◆ What to work on
Reproduce the material exactly, omitting nothing.

◆ Supplied records
··········
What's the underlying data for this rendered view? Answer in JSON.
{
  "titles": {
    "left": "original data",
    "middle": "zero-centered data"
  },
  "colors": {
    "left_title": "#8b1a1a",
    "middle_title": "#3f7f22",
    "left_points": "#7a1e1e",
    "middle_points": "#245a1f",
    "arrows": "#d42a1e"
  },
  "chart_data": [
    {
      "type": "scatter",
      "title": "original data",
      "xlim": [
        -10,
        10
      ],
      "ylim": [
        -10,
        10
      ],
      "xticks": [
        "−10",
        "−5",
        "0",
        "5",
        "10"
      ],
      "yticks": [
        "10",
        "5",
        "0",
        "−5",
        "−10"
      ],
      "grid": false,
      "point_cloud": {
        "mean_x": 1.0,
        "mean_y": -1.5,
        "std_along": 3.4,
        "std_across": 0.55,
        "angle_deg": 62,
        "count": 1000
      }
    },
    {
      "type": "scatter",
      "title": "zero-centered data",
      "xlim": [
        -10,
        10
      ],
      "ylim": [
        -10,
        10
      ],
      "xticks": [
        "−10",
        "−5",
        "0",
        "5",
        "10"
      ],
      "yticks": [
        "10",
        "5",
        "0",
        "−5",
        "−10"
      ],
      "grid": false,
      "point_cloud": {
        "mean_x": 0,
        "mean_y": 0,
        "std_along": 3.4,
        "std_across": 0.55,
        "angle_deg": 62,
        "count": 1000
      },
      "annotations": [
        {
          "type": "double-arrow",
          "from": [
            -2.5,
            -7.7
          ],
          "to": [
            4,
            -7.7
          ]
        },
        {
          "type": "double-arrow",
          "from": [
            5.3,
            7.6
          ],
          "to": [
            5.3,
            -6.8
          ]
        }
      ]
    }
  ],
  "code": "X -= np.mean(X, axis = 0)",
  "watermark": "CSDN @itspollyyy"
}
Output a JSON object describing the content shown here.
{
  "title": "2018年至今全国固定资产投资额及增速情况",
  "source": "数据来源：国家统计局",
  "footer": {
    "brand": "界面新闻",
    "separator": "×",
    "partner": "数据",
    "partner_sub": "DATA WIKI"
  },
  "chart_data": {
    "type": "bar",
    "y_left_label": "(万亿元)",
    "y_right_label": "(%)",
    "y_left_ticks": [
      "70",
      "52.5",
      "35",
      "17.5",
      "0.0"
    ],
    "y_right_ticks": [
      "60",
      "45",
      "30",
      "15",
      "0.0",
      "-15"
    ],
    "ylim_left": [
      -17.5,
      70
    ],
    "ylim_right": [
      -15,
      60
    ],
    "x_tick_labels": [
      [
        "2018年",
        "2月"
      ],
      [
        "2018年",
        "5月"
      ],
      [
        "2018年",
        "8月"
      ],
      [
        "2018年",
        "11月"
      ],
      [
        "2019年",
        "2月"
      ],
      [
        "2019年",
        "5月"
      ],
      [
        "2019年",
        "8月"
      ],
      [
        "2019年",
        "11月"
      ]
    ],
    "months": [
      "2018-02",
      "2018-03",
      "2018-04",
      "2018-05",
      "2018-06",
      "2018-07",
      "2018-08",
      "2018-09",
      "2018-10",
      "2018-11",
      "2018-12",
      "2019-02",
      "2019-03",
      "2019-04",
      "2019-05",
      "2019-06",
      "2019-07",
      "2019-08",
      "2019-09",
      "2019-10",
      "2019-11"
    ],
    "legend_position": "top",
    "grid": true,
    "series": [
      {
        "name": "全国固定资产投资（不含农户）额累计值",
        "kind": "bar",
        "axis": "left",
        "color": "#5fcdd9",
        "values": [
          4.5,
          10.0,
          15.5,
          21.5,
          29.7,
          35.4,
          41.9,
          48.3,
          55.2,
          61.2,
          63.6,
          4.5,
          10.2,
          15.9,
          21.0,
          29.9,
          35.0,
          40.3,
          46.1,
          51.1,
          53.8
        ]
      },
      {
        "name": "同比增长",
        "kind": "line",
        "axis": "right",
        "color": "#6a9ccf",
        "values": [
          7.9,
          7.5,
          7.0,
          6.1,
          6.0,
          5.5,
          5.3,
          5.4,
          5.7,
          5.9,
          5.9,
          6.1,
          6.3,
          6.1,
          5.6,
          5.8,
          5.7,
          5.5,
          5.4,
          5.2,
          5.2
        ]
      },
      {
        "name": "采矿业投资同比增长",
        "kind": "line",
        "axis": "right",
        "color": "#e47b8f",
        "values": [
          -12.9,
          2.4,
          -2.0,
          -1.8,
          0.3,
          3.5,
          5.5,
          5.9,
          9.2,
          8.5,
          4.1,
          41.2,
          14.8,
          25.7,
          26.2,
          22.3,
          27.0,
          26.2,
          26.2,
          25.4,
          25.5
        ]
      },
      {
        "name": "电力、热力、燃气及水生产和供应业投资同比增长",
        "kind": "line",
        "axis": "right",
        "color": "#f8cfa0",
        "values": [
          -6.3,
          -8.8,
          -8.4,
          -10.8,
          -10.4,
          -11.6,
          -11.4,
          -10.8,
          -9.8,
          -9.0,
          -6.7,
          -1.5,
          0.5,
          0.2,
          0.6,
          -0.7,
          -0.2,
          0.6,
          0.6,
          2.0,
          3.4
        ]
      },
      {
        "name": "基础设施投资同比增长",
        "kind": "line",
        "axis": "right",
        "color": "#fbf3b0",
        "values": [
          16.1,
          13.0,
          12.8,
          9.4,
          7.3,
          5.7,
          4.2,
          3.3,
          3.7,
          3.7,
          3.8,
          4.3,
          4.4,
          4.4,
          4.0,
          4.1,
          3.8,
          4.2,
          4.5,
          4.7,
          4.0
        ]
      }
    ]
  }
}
··········
◆ The answer
What's the underlying data for this rendered view? Answer in JSON.
{
  "titles": {
    "left": "original data",
    "middle": "zero-centered data"
  },
  "colors": {
    "left_title": "#8b1a1a",
    "middle_title": "#3f7f22",
    "left_points": "#7a1e1e",
    "middle_points": "#245a1f",
    "arrows": "#d42a1e"
  },
  "chart_data": [
    {
      "type": "scatter",
      "title": "original data",
      "xlim": [
        -10,
        10
      ],
      "ylim": [
        -10,
        10
      ],
      "xticks": [
        "−10",
        "−5",
        "0",
        "5",
        "10"
      ],
      "yticks": [
        "10",
        "5",
        "0",
        "−5",
        "−10"
      ],
      "grid": false,
      "point_cloud": {
        "mean_x": 1.0,
        "mean_y": -1.5,
        "std_along": 3.4,
        "std_across": 0.55,
        "angle_deg": 62,
        "count": 1000
      }
    },
    {
      "type": "scatter",
      "title": "zero-centered data",
      "xlim": [
        -10,
        10
      ],
      "ylim": [
        -10,
        10
      ],
      "xticks": [
        "−10",
        "−5",
        "0",
        "5",
        "10"
      ],
      "yticks": [
        "10",
        "5",
        "0",
        "−5",
        "−10"
      ],
      "grid": false,
      "point_cloud": {
        "mean_x": 0,
        "mean_y": 0,
        "std_along": 3.4,
        "std_across": 0.55,
        "angle_deg": 62,
        "count": 1000
      },
      "annotations": [
        {
          "type": "double-arrow",
          "from": [
            -2.5,
            -7.7
          ],
          "to": [
            4,
            -7.7
          ]
        },
        {
          "type": "double-arrow",
          "from": [
            5.3,
            7.6
          ],
          "to": [
            5.3,
            -6.8
          ]
        }
      ]
    }
  ],
  "code": "X -= np.mean(X, axis = 0)",
  "watermark": "CSDN @itspollyyy"
}
Output a JSON object describing the content shown here.
{
  "title": "2018年至今全国固定资产投资额及增速情况",
  "source": "数据来源：国家统计局",
  "footer": {
    "brand": "界面新闻",
    "separator": "×",
    "partner": "数据",
    "partner_sub": "DATA WIKI"
  },
  "chart_data": {
    "type": "bar",
    "y_left_label": "(万亿元)",
    "y_right_label": "(%)",
    "y_left_ticks": [
      "70",
      "52.5",
      "35",
      "17.5",
      "0.0"
    ],
    "y_right_ticks": [
      "60",
      "45",
      "30",
      "15",
      "0.0",
      "-15"
    ],
    "ylim_left": [
      -17.5,
      70
    ],
    "ylim_right": [
      -15,
      60
    ],
    "x_tick_labels": [
      [
        "2018年",
        "2月"
      ],
      [
        "2018年",
        "5月"
      ],
      [
        "2018年",
        "8月"
      ],
      [
        "2018年",
        "11月"
      ],
      [
        "2019年",
        "2月"
      ],
      [
        "2019年",
        "5月"
      ],
      [
        "2019年",
        "8月"
      ],
      [
        "2019年",
        "11月"
      ]
    ],
    "months": [
      "2018-02",
      "2018-03",
      "2018-04",
      "2018-05",
      "2018-06",
      "2018-07",
      "2018-08",
      "2018-09",
      "2018-10",
      "2018-11",
      "2018-12",
      "2019-02",
      "2019-03",
      "2019-04",
      "2019-05",
      "2019-06",
      "2019-07",
      "2019-08",
      "2019-09",
      "2019-10",
      "2019-11"
    ],
    "legend_position": "top",
    "grid": true,
    "series": [
      {
        "name": "全国固定资产投资（不含农户）额累计值",
        "kind": "bar",
        "axis": "left",
        "color": "#5fcdd9",
        "values": [
          4.5,
          10.0,
          15.5,
          21.5,
          29.7,
          35.4,
          41.9,
          48.3,
          55.2,
          61.2,
          63.6,
          4.5,
          10.2,
          15.9,
          21.0,
          29.9,
          35.0,
          40.3,
          46.1,
          51.1,
          53.8
        ]
      },
      {
        "name": "同比增长",
        "kind": "line",
        "axis": "right",
        "color": "#6a9ccf",
        "values": [
          7.9,
          7.5,
          7.0,
          6.1,
          6.0,
          5.5,
          5.3,
          5.4,
          5.7,
          5.9,
          5.9,
          6.1,
          6.3,
          6.1,
          5.6,
          5.8,
          5.7,
          5.5,
          5.4,
          5.2,
          5.2
        ]
      },
      {
        "name": "采矿业投资同比增长",
        "kind": "line",
        "axis": "right",
        "color": "#e47b8f",
        "values": [
          -12.9,
          2.4,
          -2.0,
          -1.8,
          0.3,
          3.5,
          5.5,
          5.9,
          9.2,
          8.5,
          4.1,
          41.2,
          14.8,
          25.7,
          26.2,
          22.3,
          27.0,
          26.2,
          26.2,
          25.4,
          25.5
        ]
      },
      {
        "name": "电力、热力、燃气及水生产和供应业投资同比增长",
        "kind": "line",
        "axis": "right",
        "color": "#f8cfa0",
        "values": [
          -6.3,
          -8.8,
          -8.4,
          -10.8,
          -10.4,
          -11.6,
          -11.4,
          -10.8,
          -9.8,
          -9.0,
          -6.7,
          -1.5,
          0.5,
          0.2,
          0.6,
          -0.7,
          -0.2,
          0.6,
          0.6,
          2.0,
          3.4
        ]
      },
      {
        "name": "基础设施投资同比增长",
        "kind": "line",
        "axis": "right",
        "color": "#fbf3b0",
        "values": [
          16.1,
          13.0,
          12.8,
          9.4,
          7.3,
          5.7,
          4.2,
          3.3,
          3.7,
          3.7,
          3.8,
          4.3,
          4.4,
          4.4,
          4.0,
          4.1,
          3.8,
          4.2,
          4.5,
          4.7,
          4.0
        ]
      }
    ]
  }
}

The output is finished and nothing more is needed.